**Exercise directions:** Without the pictures, copy the entries below word for word.

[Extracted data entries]
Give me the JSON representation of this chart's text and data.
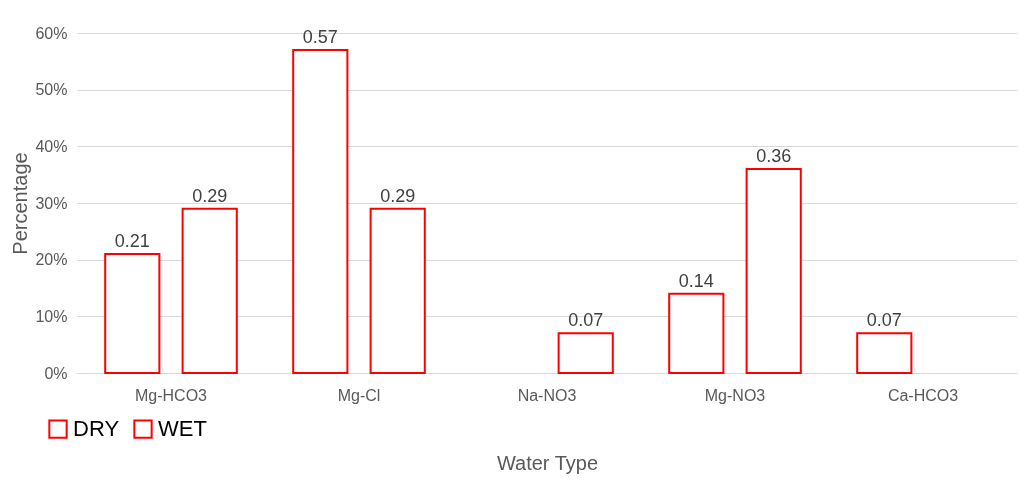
{
  "chart_data": {
    "type": "bar",
    "xlabel": "Water Type",
    "ylabel": "Percentage",
    "categories": [
      "Mg-HCO3",
      "Mg-Cl",
      "Na-NO3",
      "Mg-NO3",
      "Ca-HCO3"
    ],
    "series": [
      {
        "name": "DRY",
        "color": "#ff0000",
        "values": [
          0.21,
          0.57,
          null,
          0.14,
          0.07
        ]
      },
      {
        "name": "WET",
        "color": "#ff0000",
        "values": [
          0.29,
          0.29,
          0.07,
          0.36,
          null
        ]
      }
    ],
    "ylim": [
      0,
      0.6
    ],
    "yticks": [
      {
        "value": 0,
        "label": "0%"
      },
      {
        "value": 0.1,
        "label": "10%"
      },
      {
        "value": 0.2,
        "label": "20%"
      },
      {
        "value": 0.3,
        "label": "30%"
      },
      {
        "value": 0.4,
        "label": "40%"
      },
      {
        "value": 0.5,
        "label": "50%"
      },
      {
        "value": 0.6,
        "label": "60%"
      }
    ],
    "grid": "y",
    "legend": "bottom left",
    "data_labels": true
  }
}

**Final result:**
Give me the JSON representation of this chart's text and data.
{
  "chart_data": {
    "type": "bar",
    "xlabel": "Water Type",
    "ylabel": "Percentage",
    "categories": [
      "Mg-HCO3",
      "Mg-Cl",
      "Na-NO3",
      "Mg-NO3",
      "Ca-HCO3"
    ],
    "series": [
      {
        "name": "DRY",
        "color": "#ff0000",
        "values": [
          0.21,
          0.57,
          null,
          0.14,
          0.07
        ]
      },
      {
        "name": "WET",
        "color": "#ff0000",
        "values": [
          0.29,
          0.29,
          0.07,
          0.36,
          null
        ]
      }
    ],
    "ylim": [
      0,
      0.6
    ],
    "yticks": [
      {
        "value": 0,
        "label": "0%"
      },
      {
        "value": 0.1,
        "label": "10%"
      },
      {
        "value": 0.2,
        "label": "20%"
      },
      {
        "value": 0.3,
        "label": "30%"
      },
      {
        "value": 0.4,
        "label": "40%"
      },
      {
        "value": 0.5,
        "label": "50%"
      },
      {
        "value": 0.6,
        "label": "60%"
      }
    ],
    "grid": "y",
    "legend": "bottom left",
    "data_labels": true
  }
}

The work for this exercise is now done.